_Exercise_
Update the data from the line that has "- data-point: [227, 345, 234, 352]" through the line that has "- grid-line: [72, 460, 383, 493]", both included, by changing "close-icon" to "dismiss-icon" and keeping everything else the same. Return only those lines.
:: Provided material ::
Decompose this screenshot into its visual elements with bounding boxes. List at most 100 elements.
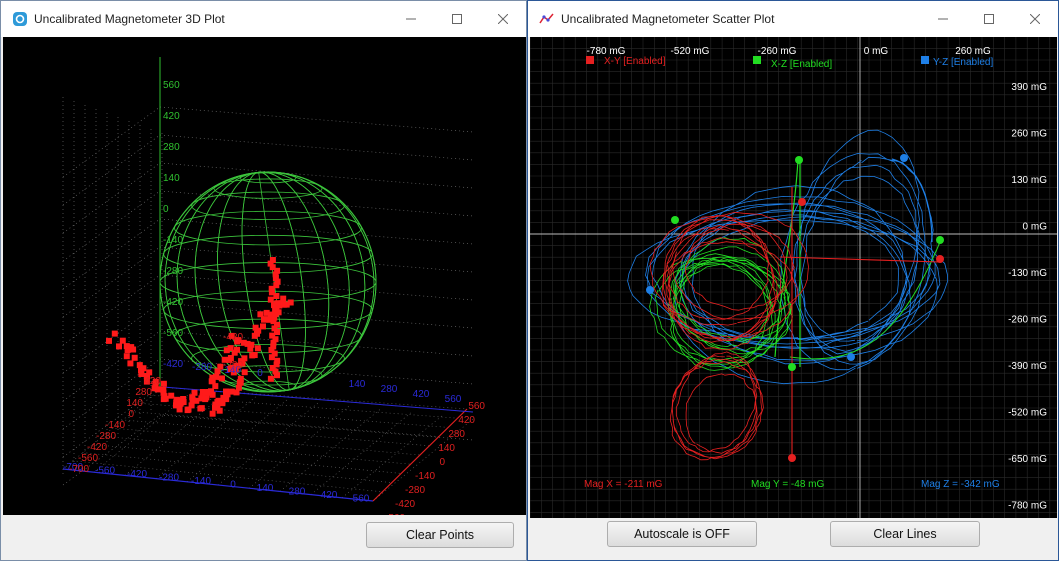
- data-point: [227, 345, 234, 352]
- 3d-axes: [62, 57, 474, 502]
- data-point: [254, 345, 261, 352]
- mag-z-readout: Mag Z = -342 mG: [921, 479, 1000, 490]
- close-icon: [498, 14, 508, 24]
- grid-line: [72, 460, 383, 493]
- maximize-icon: [984, 14, 994, 24]
- trace-marker: [795, 156, 803, 164]
- clear-points-button[interactable]: Clear Points: [366, 522, 514, 548]
- title-bar[interactable]: Uncalibrated Magnetometer Scatter Plot: [528, 1, 1058, 37]
- trace-marker: [900, 154, 908, 162]
- y-tick-label: -420: [87, 442, 107, 453]
- x-tick-label: -280: [159, 473, 179, 484]
- sphere-latitude: [191, 191, 345, 220]
- scatter-labels: -780 mG -520 mG -260 mG 0 mG 260 mG 390 mG 260…: [587, 46, 1048, 512]
- x-tick-label: -260 mG: [758, 46, 797, 57]
- close-icon: [1030, 14, 1040, 24]
- title-bar[interactable]: Uncalibrated Magnetometer 3D Plot: [1, 1, 526, 37]
- 3d-plot-canvas[interactable]: 560 420 280 140 0 -140 -280 -420 -560 560 420 280 14…: [3, 37, 526, 515]
- data-point: [119, 337, 126, 344]
- close-button[interactable]: [480, 1, 526, 37]
- y-tick-label: -130 mG: [1008, 268, 1047, 279]
- y-tick-label: -280: [96, 431, 116, 442]
- data-point: [123, 353, 130, 360]
- legend-label-xy[interactable]: X-Y [Enabled]: [604, 56, 666, 67]
- maximize-button[interactable]: [434, 1, 480, 37]
- y-tick-label: 560: [468, 401, 485, 412]
- data-point: [287, 299, 294, 306]
- trace-marker: [847, 353, 855, 361]
- y-tick-label: -420: [223, 332, 243, 343]
- y-tick-label: -420: [395, 499, 415, 510]
- sphere-latitude: [159, 262, 377, 302]
- y-tick-label: -390 mG: [1008, 361, 1047, 372]
- scatter-plot-canvas[interactable]: -780 mG -520 mG -260 mG 0 mG 260 mG 390 mG 260…: [530, 37, 1057, 518]
- x-tick-label: 0: [257, 368, 263, 379]
- data-point: [106, 337, 112, 344]
- data-point: [209, 410, 216, 417]
- data-point: [234, 346, 240, 353]
- data-point: [213, 373, 219, 380]
- close-button[interactable]: [1012, 1, 1058, 37]
- legend-swatch-xz: [753, 56, 761, 64]
- xy-trace: [670, 351, 764, 461]
- data-point: [185, 406, 192, 413]
- data-point: [168, 392, 175, 399]
- x-tick-label: 0 mG: [864, 46, 889, 57]
- grid-line: [159, 274, 474, 301]
- x-tick-label: -560: [95, 466, 115, 477]
- maximize-button[interactable]: [966, 1, 1012, 37]
- grid-line: [159, 302, 474, 329]
- x-tick-label: -520 mG: [671, 46, 710, 57]
- data-point: [162, 395, 169, 402]
- clear-lines-button[interactable]: Clear Lines: [830, 521, 980, 547]
- scatter-plot-app-icon: [539, 13, 554, 24]
- autoscale-toggle-button[interactable]: Autoscale is OFF: [607, 521, 757, 547]
- y-tick-label: -560: [78, 453, 98, 464]
- y-tick-label: 140: [126, 398, 143, 409]
- scatter-grid: [530, 37, 1057, 518]
- z-tick-label: 140: [163, 173, 180, 184]
- y-tick-label: 260 mG: [1011, 129, 1047, 140]
- data-point: [214, 368, 221, 375]
- z-tick-label: 560: [163, 80, 180, 91]
- legend-label-yz[interactable]: Y-Z [Enabled]: [933, 57, 993, 68]
- data-point: [280, 295, 287, 302]
- data-point: [248, 341, 255, 348]
- minimize-button[interactable]: [388, 1, 434, 37]
- grid-line: [159, 246, 474, 273]
- trace-marker: [788, 363, 796, 371]
- z-tick-label: 420: [163, 111, 180, 122]
- data-point: [223, 390, 230, 396]
- y-tick-label: 280: [448, 429, 465, 440]
- maximize-icon: [452, 14, 462, 24]
- 3d-plot-svg: 5604202801400-140-280-420-56056042028014…: [62, 57, 485, 515]
- scatter-traces: [627, 129, 949, 462]
- y-tick-label: -650 mG: [1008, 454, 1047, 465]
- data-point: [130, 346, 137, 353]
- legend-label-xz[interactable]: X-Z [Enabled]: [771, 59, 832, 70]
- y-tick-label: -280: [405, 485, 425, 496]
- legend: X-Y [Enabled] X-Z [Enabled] Y-Z [Enabled…: [586, 56, 993, 70]
- trace-marker: [798, 198, 806, 206]
- data-point: [198, 405, 205, 412]
- y-tick-label: -520 mG: [1008, 408, 1047, 419]
- grid-line: [62, 246, 161, 318]
- y-tick-label: 420: [458, 415, 475, 426]
- data-point: [260, 323, 266, 330]
- data-point: [111, 330, 118, 337]
- z-tick-label: 280: [163, 142, 180, 153]
- x-tick-label: 0: [230, 480, 236, 491]
- x-tick-label: 260 mG: [955, 46, 991, 57]
- scatter-plot-svg: -780 mG -520 mG -260 mG 0 mG 260 mG 390 mG 260…: [530, 37, 1057, 518]
- data-point: [116, 343, 122, 350]
- grid-line: [130, 411, 439, 437]
- minimize-icon: [406, 18, 416, 20]
- trace-marker: [936, 255, 944, 263]
- x-tick-label: -420: [163, 359, 183, 370]
- clear-points-label: Clear Points: [405, 528, 475, 542]
- data-point: [267, 296, 274, 303]
- minimize-button[interactable]: [920, 1, 966, 37]
- data-point: [176, 406, 183, 413]
- legend-swatch-yz: [921, 56, 929, 64]
- trace-marker: [936, 236, 944, 244]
:::
_Result_
- data-point: [227, 345, 234, 352]
- 3d-axes: [62, 57, 474, 502]
- data-point: [254, 345, 261, 352]
- mag-z-readout: Mag Z = -342 mG: [921, 479, 1000, 490]
- dismiss-icon: [498, 14, 508, 24]
- grid-line: [72, 460, 383, 493]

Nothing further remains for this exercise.